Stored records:
▬▬▬

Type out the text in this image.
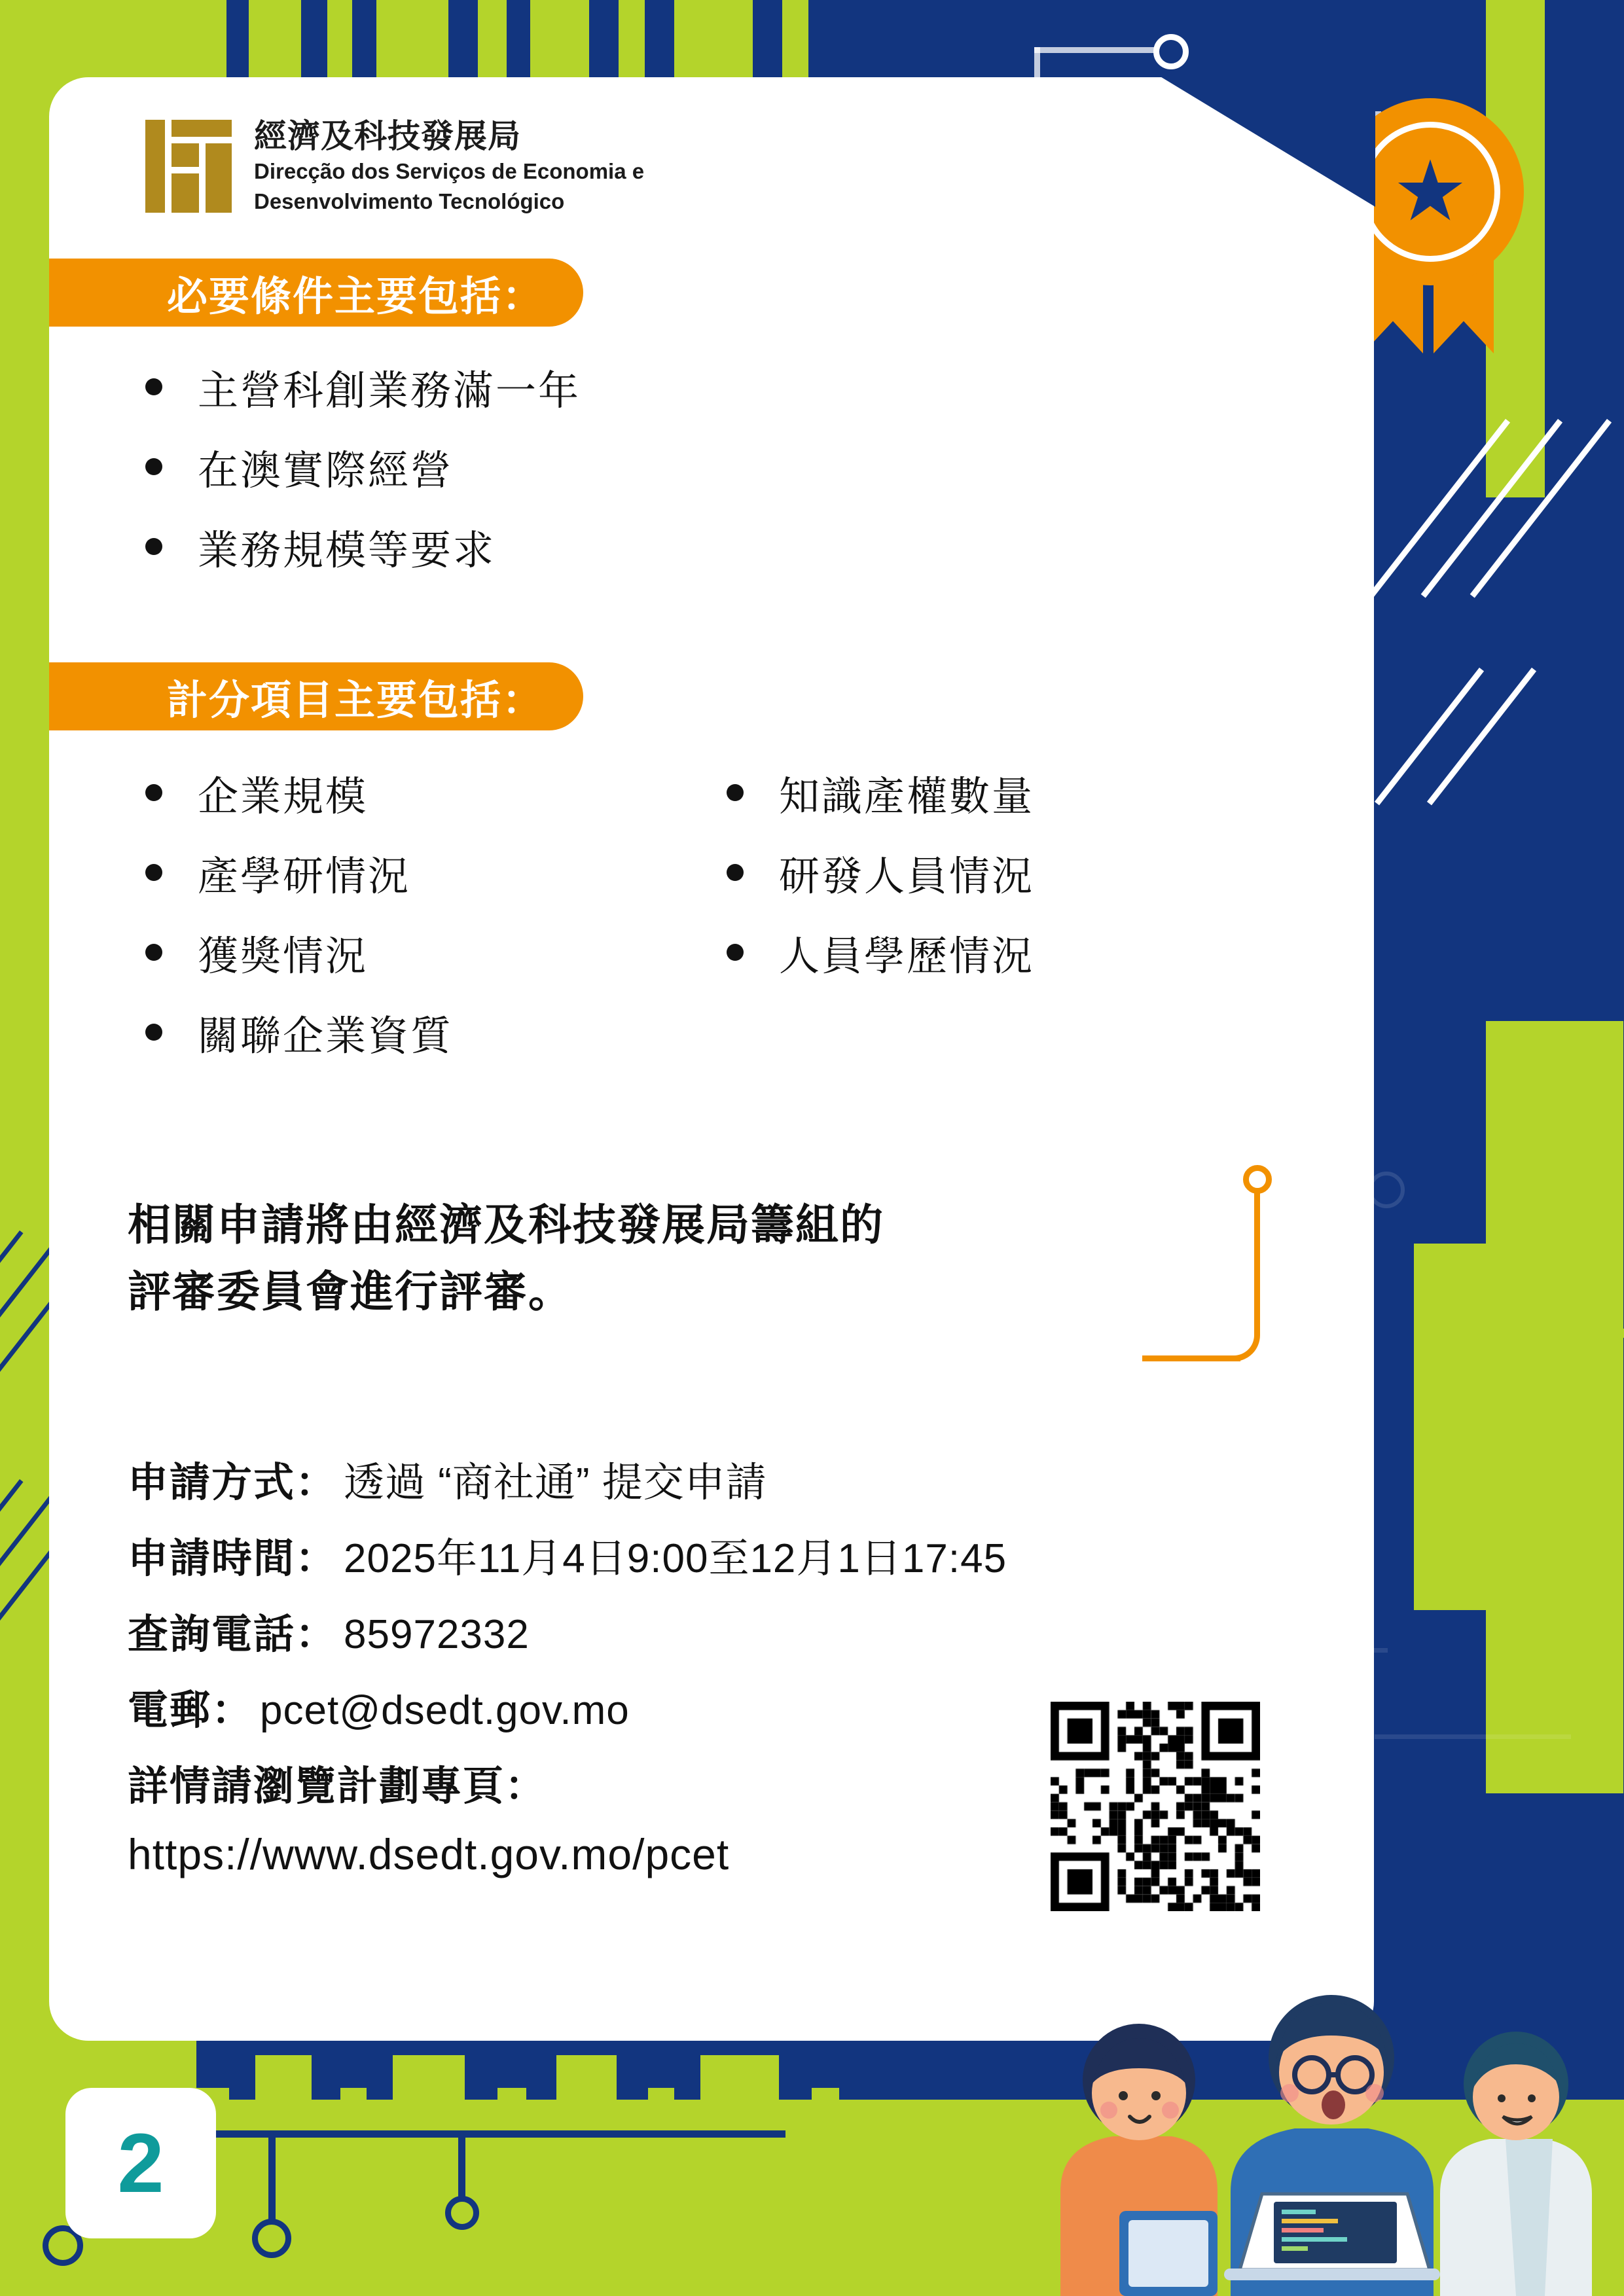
★
經濟及科技發展局
Direcção dos Serviços de Economia e
Desenvolvimento Tecnológico
必要條件主要包括：
主營科創業務滿一年
在澳實際經營
業務規模等要求
計分項目主要包括：
企業規模
產學研情況
獲獎情況
關聯企業資質
知識產權數量
研發人員情況
人員學歷情況

相關申請將由經濟及科技發展局籌組的

評審委員會進行評審。

申請方式： 透過 “商社通” 提交申請
申請時間： 2025年11月4日9:00至12月1日17:45
查詢電話： 85972332
電郵： pcet@dsedt.gov.mo
詳情請瀏覽計劃專頁：
https://www.dsedt.gov.mo/pcet
2
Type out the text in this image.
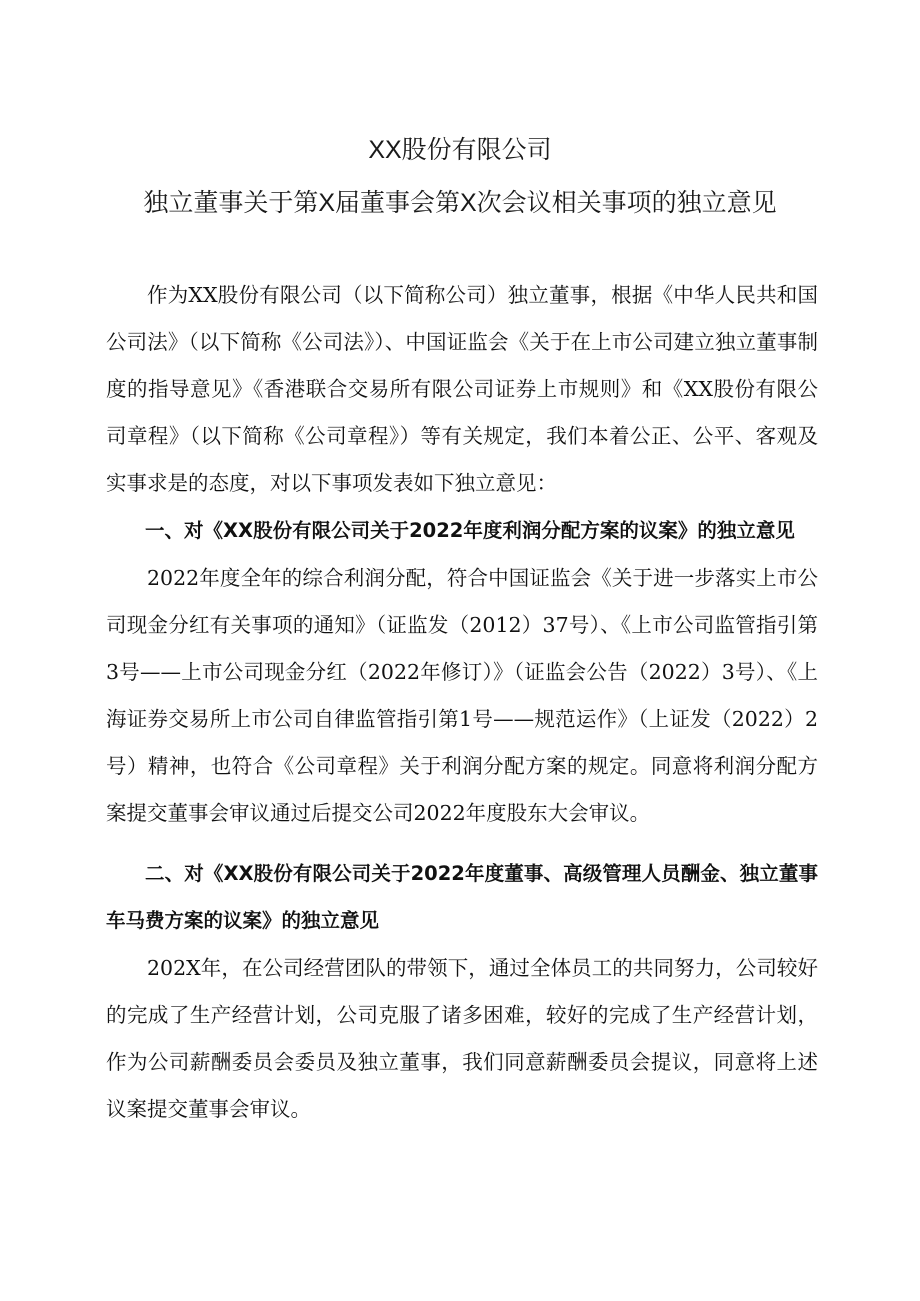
XX股份有限公司
独立董事关于第X届董事会第X次会议相关事项的独立意见

作为XX股份有限公司（以下简称公司）独立董事，根据《中华人民共和国公司法》（以下简称《公司法》）、中国证监会《关于在上市公司建立独立董事制度的指导意见》《香港联合交易所有限公司证券上市规则》和《XX股份有限公司章程》（以下简称《公司章程》）等有关规定，我们本着公正、公平、客观及实事求是的态度，对以下事项发表如下独立意见：

一、对《XX股份有限公司关于2022年度利润分配方案的议案》的独立意见

2022年度全年的综合利润分配，符合中国证监会《关于进一步落实上市公司现金分红有关事项的通知》（证监发（2012）37号）、《上市公司监管指引第3号——上市公司现金分红（2022年修订）》（证监会公告（2022）3号）、《上海证券交易所上市公司自律监管指引第1号——规范运作》（上证发（2022）2号）精神，也符合《公司章程》关于利润分配方案的规定。同意将利润分配方案提交董事会审议通过后提交公司2022年度股东大会审议。

二、对《XX股份有限公司关于2022年度董事、高级管理人员酬金、独立董事车马费方案的议案》的独立意见

202X年，在公司经营团队的带领下，通过全体员工的共同努力，公司较好的完成了生产经营计划，公司克服了诸多困难，较好的完成了生产经营计划，作为公司薪酬委员会委员及独立董事，我们同意薪酬委员会提议，同意将上述议案提交董事会审议。
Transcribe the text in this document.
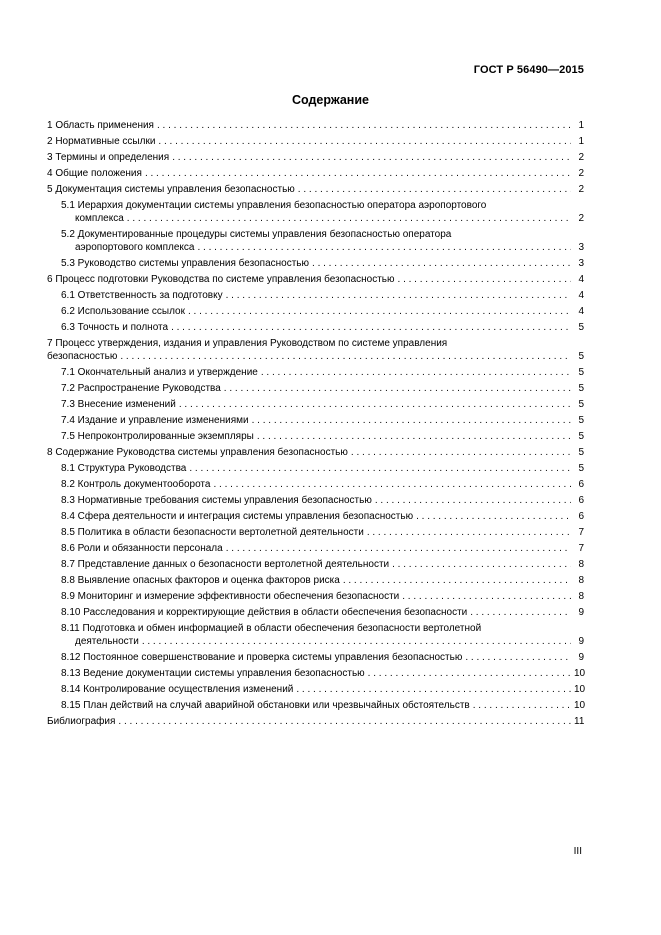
ГОСТ Р 56490—2015
Содержание
1 Область применения . . .	1
2 Нормативные ссылки . . .	1
3 Термины и определения . . .	2
4 Общие положения . . .	2
5 Документация системы управления безопасностью . . .	2
5.1 Иерархия документации системы управления безопасностью оператора аэропортового
комплекса . . .	2
5.2 Документированные процедуры системы управления безопасностью оператора
аэропортового комплекса . . .	3
5.3 Руководство системы управления безопасностью . . .	3
6 Процесс подготовки Руководства по системе управления безопасностью . . .	4
6.1 Ответственность за подготовку . . .	4
6.2 Использование ссылок . . .	4
6.3 Точность и полнота . . .	5
7 Процесс утверждения, издания и управления Руководством по системе управления
безопасностью . . .	5
7.1 Окончательный анализ и утверждение . . .	5
7.2 Распространение Руководства . . .	5
7.3 Внесение изменений . . .	5
7.4 Издание и управление изменениями . . .	5
7.5 Непроконтролированные экземпляры . . .	5
8 Содержание Руководства системы управления безопасностью . . .	5
8.1 Структура Руководства . . .	5
8.2 Контроль документооборота . . .	6
8.3 Нормативные требования системы управления безопасностью . . .	6
8.4 Сфера деятельности и интеграция системы управления безопасностью . . .	6
8.5 Политика в области безопасности вертолетной деятельности . . .	7
8.6 Роли и обязанности персонала . . .	7
8.7 Представление данных о безопасности вертолетной деятельности . . .	8
8.8 Выявление опасных факторов и оценка факторов риска . . .	8
8.9 Мониторинг и измерение эффективности обеспечения безопасности . . .	8
8.10 Расследования и корректирующие действия в области обеспечения безопасности . . .	9
8.11 Подготовка и обмен информацией в области обеспечения безопасности вертолетной
деятельности . . .	9
8.12 Постоянное совершенствование и проверка системы управления безопасностью . . .	9
8.13 Ведение документации системы управления безопасностью . . .	10
8.14 Контролирование осуществления изменений . . .	10
8.15 План действий на случай аварийной обстановки или чрезвычайных обстоятельств . . .	10
Библиография . . .	11
III
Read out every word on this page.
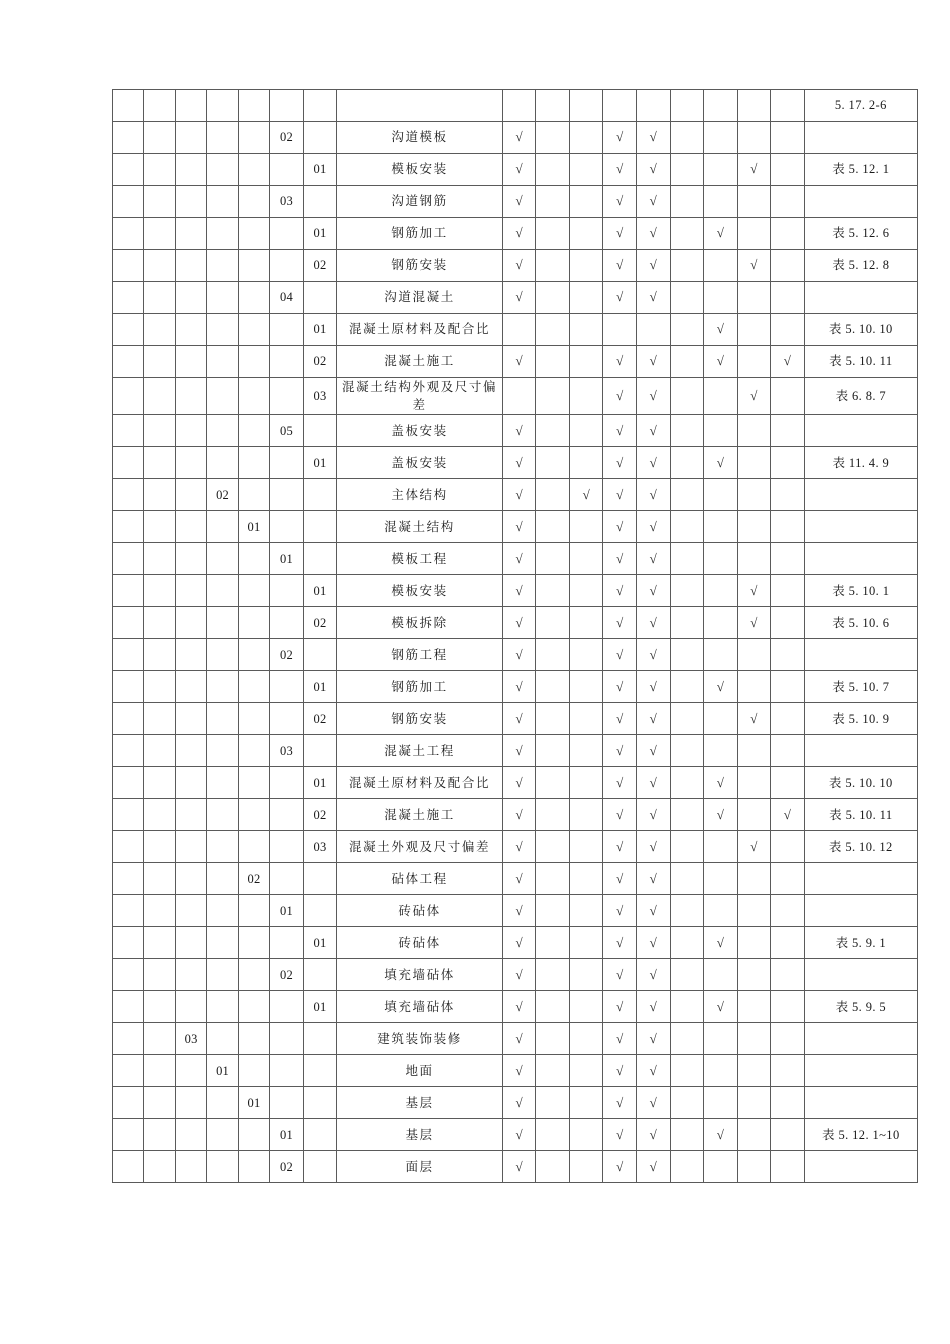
																	5. 17. 2-6
					02		沟道模板	√			√	√					
						01	模板安装	√			√	√			√		表 5. 12. 1
					03		沟道钢筋	√			√	√					
						01	钢筋加工	√			√	√		√			表 5. 12. 6
						02	钢筋安装	√			√	√			√		表 5. 12. 8
					04		沟道混凝土	√			√	√					
						01	混凝土原材料及配合比							√			表 5. 10. 10
						02	混凝土施工	√			√	√		√		√	表 5. 10. 11
						03	混凝土结构外观及尺寸偏差				√	√			√		表 6. 8. 7
					05		盖板安装	√			√	√					
						01	盖板安装	√			√	√		√			表 11. 4. 9
			02				主体结构	√		√	√	√					
				01			混凝土结构	√			√	√					
					01		模板工程	√			√	√					
						01	模板安装	√			√	√			√		表 5. 10. 1
						02	模板拆除	√			√	√			√		表 5. 10. 6
					02		钢筋工程	√			√	√					
						01	钢筋加工	√			√	√		√			表 5. 10. 7
						02	钢筋安装	√			√	√			√		表 5. 10. 9
					03		混凝土工程	√			√	√					
						01	混凝土原材料及配合比	√			√	√		√			表 5. 10. 10
						02	混凝土施工	√			√	√		√		√	表 5. 10. 11
						03	混凝土外观及尺寸偏差	√			√	√			√		表 5. 10. 12
				02			砧体工程	√			√	√					
					01		砖砧体	√			√	√					
						01	砖砧体	√			√	√		√			表 5. 9. 1
					02		填充墙砧体	√			√	√					
						01	填充墙砧体	√			√	√		√			表 5. 9. 5
		03					建筑装饰装修	√			√	√					
			01				地面	√			√	√					
				01			基层	√			√	√					
					01		基层	√			√	√		√			表 5. 12. 1~10
					02		面层	√			√	√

▬▬▬

WRITTEN INSTRUCTION: Please repeat the entries exactly. Do not include the pictures.

OUTPUT:
Type out the text in this image.
★
經濟及科技發展局
Direcção dos Serviços de Economia e
Desenvolvimento Tecnológico
必要條件主要包括：
主營科創業務滿一年
在澳實際經營
業務規模等要求
計分項目主要包括：
企業規模
產學研情況
獲獎情況
關聯企業資質
知識產權數量
研發人員情況
人員學歷情況

相關申請將由經濟及科技發展局籌組的

評審委員會進行評審。

申請方式： 透過 “商社通” 提交申請
申請時間： 2025年11月4日9:00至12月1日17:45
查詢電話： 85972332
電郵： pcet@dsedt.gov.mo
詳情請瀏覽計劃專頁：
https://www.dsedt.gov.mo/pcet
2
Type out the text in this image.
XX股份有限公司
独立董事关于第X届董事会第X次会议相关事项的独立意见

作为XX股份有限公司（以下简称公司）独立董事，根据《中华人民共和国公司法》（以下简称《公司法》）、中国证监会《关于在上市公司建立独立董事制度的指导意见》《香港联合交易所有限公司证券上市规则》和《XX股份有限公司章程》（以下简称《公司章程》）等有关规定，我们本着公正、公平、客观及实事求是的态度，对以下事项发表如下独立意见：

一、对《XX股份有限公司关于2022年度利润分配方案的议案》的独立意见

2022年度全年的综合利润分配，符合中国证监会《关于进一步落实上市公司现金分红有关事项的通知》（证监发（2012）37号）、《上市公司监管指引第3号——上市公司现金分红（2022年修订）》（证监会公告（2022）3号）、《上海证券交易所上市公司自律监管指引第1号——规范运作》（上证发（2022）2号）精神，也符合《公司章程》关于利润分配方案的规定。同意将利润分配方案提交董事会审议通过后提交公司2022年度股东大会审议。

二、对《XX股份有限公司关于2022年度董事、高级管理人员酬金、独立董事车马费方案的议案》的独立意见

202X年，在公司经营团队的带领下，通过全体员工的共同努力，公司较好的完成了生产经营计划，公司克服了诸多困难，较好的完成了生产经营计划，作为公司薪酬委员会委员及独立董事，我们同意薪酬委员会提议，同意将上述议案提交董事会审议。
Transcribe the text in this document.
ГОСТ Р 56490—2015
Содержание
1 Область применения . . .	1
2 Нормативные ссылки . . .	1
3 Термины и определения . . .	2
4 Общие положения . . .	2
5 Документация системы управления безопасностью . . .	2
5.1 Иерархия документации системы управления безопасностью оператора аэропортового
комплекса . . .	2
5.2 Документированные процедуры системы управления безопасностью оператора
аэропортового комплекса . . .	3
5.3 Руководство системы управления безопасностью . . .	3
6 Процесс подготовки Руководства по системе управления безопасностью . . .	4
6.1 Ответственность за подготовку . . .	4
6.2 Использование ссылок . . .	4
6.3 Точность и полнота . . .	5
7 Процесс утверждения, издания и управления Руководством по системе управления
безопасностью . . .	5
7.1 Окончательный анализ и утверждение . . .	5
7.2 Распространение Руководства . . .	5
7.3 Внесение изменений . . .	5
7.4 Издание и управление изменениями . . .	5
7.5 Непроконтролированные экземпляры . . .	5
8 Содержание Руководства системы управления безопасностью . . .	5
8.1 Структура Руководства . . .	5
8.2 Контроль документооборота . . .	6
8.3 Нормативные требования системы управления безопасностью . . .	6
8.4 Сфера деятельности и интеграция системы управления безопасностью . . .	6
8.5 Политика в области безопасности вертолетной деятельности . . .	7
8.6 Роли и обязанности персонала . . .	7
8.7 Представление данных о безопасности вертолетной деятельности . . .	8
8.8 Выявление опасных факторов и оценка факторов риска . . .	8
8.9 Мониторинг и измерение эффективности обеспечения безопасности . . .	8
8.10 Расследования и корректирующие действия в области обеспечения безопасности . . .	9
8.11 Подготовка и обмен информацией в области обеспечения безопасности вертолетной
деятельности . . .	9
8.12 Постоянное совершенствование и проверка системы управления безопасностью . . .	9
8.13 Ведение документации системы управления безопасностью . . .	10
8.14 Контролирование осуществления изменений . . .	10
8.15 План действий на случай аварийной обстановки или чрезвычайных обстоятельств . . .	10
Библиография . . .	11
III
Read out every word on this page.
																	5. 17. 2-6
					02		沟道模板	√			√	√					
						01	模板安装	√			√	√			√		表 5. 12. 1
					03		沟道钢筋	√			√	√					
						01	钢筋加工	√			√	√		√			表 5. 12. 6
						02	钢筋安装	√			√	√			√		表 5. 12. 8
					04		沟道混凝土	√			√	√					
						01	混凝土原材料及配合比							√			表 5. 10. 10
						02	混凝土施工	√			√	√		√		√	表 5. 10. 11
						03	混凝土结构外观及尺寸偏差				√	√			√		表 6. 8. 7
					05		盖板安装	√			√	√					
						01	盖板安装	√			√	√		√			表 11. 4. 9
			02				主体结构	√		√	√	√					
				01			混凝土结构	√			√	√					
					01		模板工程	√			√	√					
						01	模板安装	√			√	√			√		表 5. 10. 1
						02	模板拆除	√			√	√			√		表 5. 10. 6
					02		钢筋工程	√			√	√					
						01	钢筋加工	√			√	√		√			表 5. 10. 7
						02	钢筋安装	√			√	√			√		表 5. 10. 9
					03		混凝土工程	√			√	√					
						01	混凝土原材料及配合比	√			√	√		√			表 5. 10. 10
						02	混凝土施工	√			√	√		√		√	表 5. 10. 11
						03	混凝土外观及尺寸偏差	√			√	√			√		表 5. 10. 12
				02			砧体工程	√			√	√					
					01		砖砧体	√			√	√					
						01	砖砧体	√			√	√		√			表 5. 9. 1
					02		填充墙砧体	√			√	√					
						01	填充墙砧体	√			√	√		√			表 5. 9. 5
		03					建筑装饰装修	√			√	√					
			01				地面	√			√	√					
				01			基层	√			√	√					
					01		基层	√			√	√		√			表 5. 12. 1~10
					02		面层	√			√	√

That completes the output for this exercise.